Dataset rows about figures

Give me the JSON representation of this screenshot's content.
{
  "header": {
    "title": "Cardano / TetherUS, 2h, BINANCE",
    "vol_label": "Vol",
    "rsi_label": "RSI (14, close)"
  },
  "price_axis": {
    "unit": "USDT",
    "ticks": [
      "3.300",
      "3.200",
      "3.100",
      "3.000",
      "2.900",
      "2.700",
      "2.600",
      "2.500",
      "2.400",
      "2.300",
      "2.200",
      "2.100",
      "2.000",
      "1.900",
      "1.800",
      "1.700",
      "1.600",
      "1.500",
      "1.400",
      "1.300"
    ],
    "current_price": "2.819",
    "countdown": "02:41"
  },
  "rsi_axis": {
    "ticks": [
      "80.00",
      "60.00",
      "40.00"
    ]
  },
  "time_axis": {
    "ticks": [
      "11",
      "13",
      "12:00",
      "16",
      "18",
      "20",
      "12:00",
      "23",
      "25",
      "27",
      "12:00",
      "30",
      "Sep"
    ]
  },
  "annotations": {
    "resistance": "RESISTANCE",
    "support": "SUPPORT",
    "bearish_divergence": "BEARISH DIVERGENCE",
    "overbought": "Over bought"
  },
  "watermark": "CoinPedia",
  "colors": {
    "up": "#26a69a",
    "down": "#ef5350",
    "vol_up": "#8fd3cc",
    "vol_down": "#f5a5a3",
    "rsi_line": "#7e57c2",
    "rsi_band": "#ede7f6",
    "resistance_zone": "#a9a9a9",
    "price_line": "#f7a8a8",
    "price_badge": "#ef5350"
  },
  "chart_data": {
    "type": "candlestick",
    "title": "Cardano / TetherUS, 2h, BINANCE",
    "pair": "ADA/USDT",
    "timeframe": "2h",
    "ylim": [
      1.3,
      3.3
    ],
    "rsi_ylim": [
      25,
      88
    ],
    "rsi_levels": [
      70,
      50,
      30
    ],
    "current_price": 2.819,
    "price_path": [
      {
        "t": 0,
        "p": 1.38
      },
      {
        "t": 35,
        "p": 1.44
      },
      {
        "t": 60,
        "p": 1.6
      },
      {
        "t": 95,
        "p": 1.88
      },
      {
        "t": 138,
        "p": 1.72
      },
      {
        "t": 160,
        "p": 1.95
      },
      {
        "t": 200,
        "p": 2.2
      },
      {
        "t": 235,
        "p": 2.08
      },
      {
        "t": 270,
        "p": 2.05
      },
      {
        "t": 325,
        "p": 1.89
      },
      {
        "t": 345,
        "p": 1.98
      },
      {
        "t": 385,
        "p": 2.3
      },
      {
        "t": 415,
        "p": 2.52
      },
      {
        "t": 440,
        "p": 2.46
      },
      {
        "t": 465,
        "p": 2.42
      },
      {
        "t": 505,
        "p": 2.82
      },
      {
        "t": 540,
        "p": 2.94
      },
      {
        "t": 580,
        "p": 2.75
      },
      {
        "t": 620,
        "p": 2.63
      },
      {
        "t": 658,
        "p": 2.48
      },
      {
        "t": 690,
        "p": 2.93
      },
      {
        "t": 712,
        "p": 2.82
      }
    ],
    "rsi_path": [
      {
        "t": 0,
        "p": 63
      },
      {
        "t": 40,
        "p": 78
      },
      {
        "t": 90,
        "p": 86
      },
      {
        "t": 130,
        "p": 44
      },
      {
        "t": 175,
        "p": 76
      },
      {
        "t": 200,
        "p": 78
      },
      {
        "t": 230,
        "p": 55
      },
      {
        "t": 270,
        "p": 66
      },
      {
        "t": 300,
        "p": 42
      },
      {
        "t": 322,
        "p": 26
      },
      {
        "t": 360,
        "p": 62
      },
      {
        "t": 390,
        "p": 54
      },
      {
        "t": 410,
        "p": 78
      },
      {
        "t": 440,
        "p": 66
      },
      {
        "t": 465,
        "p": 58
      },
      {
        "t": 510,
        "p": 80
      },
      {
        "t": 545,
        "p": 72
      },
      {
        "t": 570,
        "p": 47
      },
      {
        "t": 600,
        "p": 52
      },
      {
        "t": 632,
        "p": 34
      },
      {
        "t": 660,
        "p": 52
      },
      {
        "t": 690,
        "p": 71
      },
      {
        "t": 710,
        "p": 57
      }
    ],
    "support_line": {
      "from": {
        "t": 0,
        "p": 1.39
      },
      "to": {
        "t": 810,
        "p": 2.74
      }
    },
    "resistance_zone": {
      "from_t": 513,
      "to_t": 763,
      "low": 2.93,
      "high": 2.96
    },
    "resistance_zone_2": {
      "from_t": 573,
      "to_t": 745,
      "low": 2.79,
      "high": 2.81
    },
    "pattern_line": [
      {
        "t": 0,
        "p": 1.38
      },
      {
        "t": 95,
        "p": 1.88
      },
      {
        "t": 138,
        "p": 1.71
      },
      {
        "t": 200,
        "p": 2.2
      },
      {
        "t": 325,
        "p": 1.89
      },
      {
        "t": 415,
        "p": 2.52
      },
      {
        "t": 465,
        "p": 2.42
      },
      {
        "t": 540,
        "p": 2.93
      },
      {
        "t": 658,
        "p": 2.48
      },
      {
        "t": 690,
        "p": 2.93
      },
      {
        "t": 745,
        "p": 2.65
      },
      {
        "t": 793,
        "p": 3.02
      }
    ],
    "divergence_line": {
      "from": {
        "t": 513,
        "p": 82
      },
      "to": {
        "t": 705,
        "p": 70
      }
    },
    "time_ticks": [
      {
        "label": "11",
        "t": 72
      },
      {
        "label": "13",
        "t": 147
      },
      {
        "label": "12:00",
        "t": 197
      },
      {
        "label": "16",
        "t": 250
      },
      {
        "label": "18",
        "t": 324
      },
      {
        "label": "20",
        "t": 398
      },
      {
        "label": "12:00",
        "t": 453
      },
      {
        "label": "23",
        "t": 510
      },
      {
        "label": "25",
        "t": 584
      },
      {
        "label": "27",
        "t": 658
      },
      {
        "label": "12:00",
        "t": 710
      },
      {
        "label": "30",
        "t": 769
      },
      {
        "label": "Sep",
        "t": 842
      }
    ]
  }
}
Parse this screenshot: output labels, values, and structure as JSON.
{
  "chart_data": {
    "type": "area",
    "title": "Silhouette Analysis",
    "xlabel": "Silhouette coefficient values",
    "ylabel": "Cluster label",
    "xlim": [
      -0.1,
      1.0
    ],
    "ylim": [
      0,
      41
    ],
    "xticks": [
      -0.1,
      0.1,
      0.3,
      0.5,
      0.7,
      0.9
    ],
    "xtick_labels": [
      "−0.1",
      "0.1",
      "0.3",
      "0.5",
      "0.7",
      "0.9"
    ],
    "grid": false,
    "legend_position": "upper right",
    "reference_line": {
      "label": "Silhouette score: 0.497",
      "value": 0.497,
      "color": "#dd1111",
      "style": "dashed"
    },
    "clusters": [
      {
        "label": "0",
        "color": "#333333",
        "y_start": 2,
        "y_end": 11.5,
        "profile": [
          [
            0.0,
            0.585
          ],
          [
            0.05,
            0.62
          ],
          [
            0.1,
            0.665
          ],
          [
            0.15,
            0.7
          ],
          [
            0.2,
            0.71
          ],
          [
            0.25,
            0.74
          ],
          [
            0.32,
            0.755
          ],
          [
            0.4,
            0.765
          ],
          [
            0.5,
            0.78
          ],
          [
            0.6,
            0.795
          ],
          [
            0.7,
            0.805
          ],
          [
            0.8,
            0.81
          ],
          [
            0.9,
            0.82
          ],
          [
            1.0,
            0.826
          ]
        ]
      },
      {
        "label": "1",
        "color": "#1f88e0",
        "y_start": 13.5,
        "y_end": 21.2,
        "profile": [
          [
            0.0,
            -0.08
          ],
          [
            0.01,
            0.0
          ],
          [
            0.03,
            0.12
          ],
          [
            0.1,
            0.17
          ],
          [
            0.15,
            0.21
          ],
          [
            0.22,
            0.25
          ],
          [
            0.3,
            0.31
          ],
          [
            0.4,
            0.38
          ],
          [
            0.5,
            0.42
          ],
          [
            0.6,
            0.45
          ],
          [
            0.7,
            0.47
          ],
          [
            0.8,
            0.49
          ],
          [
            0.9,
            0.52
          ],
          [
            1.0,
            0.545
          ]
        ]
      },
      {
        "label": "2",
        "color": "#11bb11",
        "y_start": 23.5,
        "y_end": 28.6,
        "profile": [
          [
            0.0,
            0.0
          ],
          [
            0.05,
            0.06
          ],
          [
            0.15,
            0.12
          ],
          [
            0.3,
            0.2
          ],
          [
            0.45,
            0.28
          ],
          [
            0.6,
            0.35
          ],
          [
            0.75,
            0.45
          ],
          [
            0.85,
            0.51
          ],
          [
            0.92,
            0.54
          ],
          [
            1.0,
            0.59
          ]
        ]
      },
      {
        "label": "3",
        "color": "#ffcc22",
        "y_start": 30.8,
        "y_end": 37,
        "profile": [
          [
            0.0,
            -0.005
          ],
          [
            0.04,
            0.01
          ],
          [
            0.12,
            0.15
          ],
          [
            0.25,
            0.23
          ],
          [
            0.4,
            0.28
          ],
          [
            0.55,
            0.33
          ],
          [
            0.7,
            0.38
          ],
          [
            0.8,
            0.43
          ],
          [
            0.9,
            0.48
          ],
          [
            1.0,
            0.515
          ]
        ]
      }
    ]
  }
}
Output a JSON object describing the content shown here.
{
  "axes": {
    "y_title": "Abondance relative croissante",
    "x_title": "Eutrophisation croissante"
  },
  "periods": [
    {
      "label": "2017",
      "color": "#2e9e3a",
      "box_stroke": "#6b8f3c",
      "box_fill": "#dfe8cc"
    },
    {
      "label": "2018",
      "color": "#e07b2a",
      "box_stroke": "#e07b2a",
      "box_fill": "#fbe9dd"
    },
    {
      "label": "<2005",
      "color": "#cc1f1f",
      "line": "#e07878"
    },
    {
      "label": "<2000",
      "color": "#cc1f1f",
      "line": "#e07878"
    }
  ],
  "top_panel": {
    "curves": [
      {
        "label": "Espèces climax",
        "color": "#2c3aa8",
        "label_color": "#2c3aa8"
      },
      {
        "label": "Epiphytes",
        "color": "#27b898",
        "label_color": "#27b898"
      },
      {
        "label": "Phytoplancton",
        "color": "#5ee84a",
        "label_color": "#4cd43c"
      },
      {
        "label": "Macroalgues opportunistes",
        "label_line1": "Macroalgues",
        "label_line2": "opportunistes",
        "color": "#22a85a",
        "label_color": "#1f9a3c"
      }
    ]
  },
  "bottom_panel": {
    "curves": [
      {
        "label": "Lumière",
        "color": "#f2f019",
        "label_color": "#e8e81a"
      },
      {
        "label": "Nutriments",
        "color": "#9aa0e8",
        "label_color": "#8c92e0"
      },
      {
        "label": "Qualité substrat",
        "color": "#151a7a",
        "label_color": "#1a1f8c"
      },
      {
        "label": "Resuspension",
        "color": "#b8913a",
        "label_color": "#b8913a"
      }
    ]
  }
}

#### WHAT IS NEEDED:
Reproduce exactly the lines from the one with "Output a JSON" through the end of the entries above, both ends included.

#### RESPONSE TO THE TASK:
Output a JSON object describing the content shown here.
{
  "axes": {
    "y_title": "Abondance relative croissante",
    "x_title": "Eutrophisation croissante"
  },
  "periods": [
    {
      "label": "2017",
      "color": "#2e9e3a",
      "box_stroke": "#6b8f3c",
      "box_fill": "#dfe8cc"
    },
    {
      "label": "2018",
      "color": "#e07b2a",
      "box_stroke": "#e07b2a",
      "box_fill": "#fbe9dd"
    },
    {
      "label": "<2005",
      "color": "#cc1f1f",
      "line": "#e07878"
    },
    {
      "label": "<2000",
      "color": "#cc1f1f",
      "line": "#e07878"
    }
  ],
  "top_panel": {
    "curves": [
      {
        "label": "Espèces climax",
        "color": "#2c3aa8",
        "label_color": "#2c3aa8"
      },
      {
        "label": "Epiphytes",
        "color": "#27b898",
        "label_color": "#27b898"
      },
      {
        "label": "Phytoplancton",
        "color": "#5ee84a",
        "label_color": "#4cd43c"
      },
      {
        "label": "Macroalgues opportunistes",
        "label_line1": "Macroalgues",
        "label_line2": "opportunistes",
        "color": "#22a85a",
        "label_color": "#1f9a3c"
      }
    ]
  },
  "bottom_panel": {
    "curves": [
      {
        "label": "Lumière",
        "color": "#f2f019",
        "label_color": "#e8e81a"
      },
      {
        "label": "Nutriments",
        "color": "#9aa0e8",
        "label_color": "#8c92e0"
      },
      {
        "label": "Qualité substrat",
        "color": "#151a7a",
        "label_color": "#1a1f8c"
      },
      {
        "label": "Resuspension",
        "color": "#b8913a",
        "label_color": "#b8913a"
      }
    ]
  }
}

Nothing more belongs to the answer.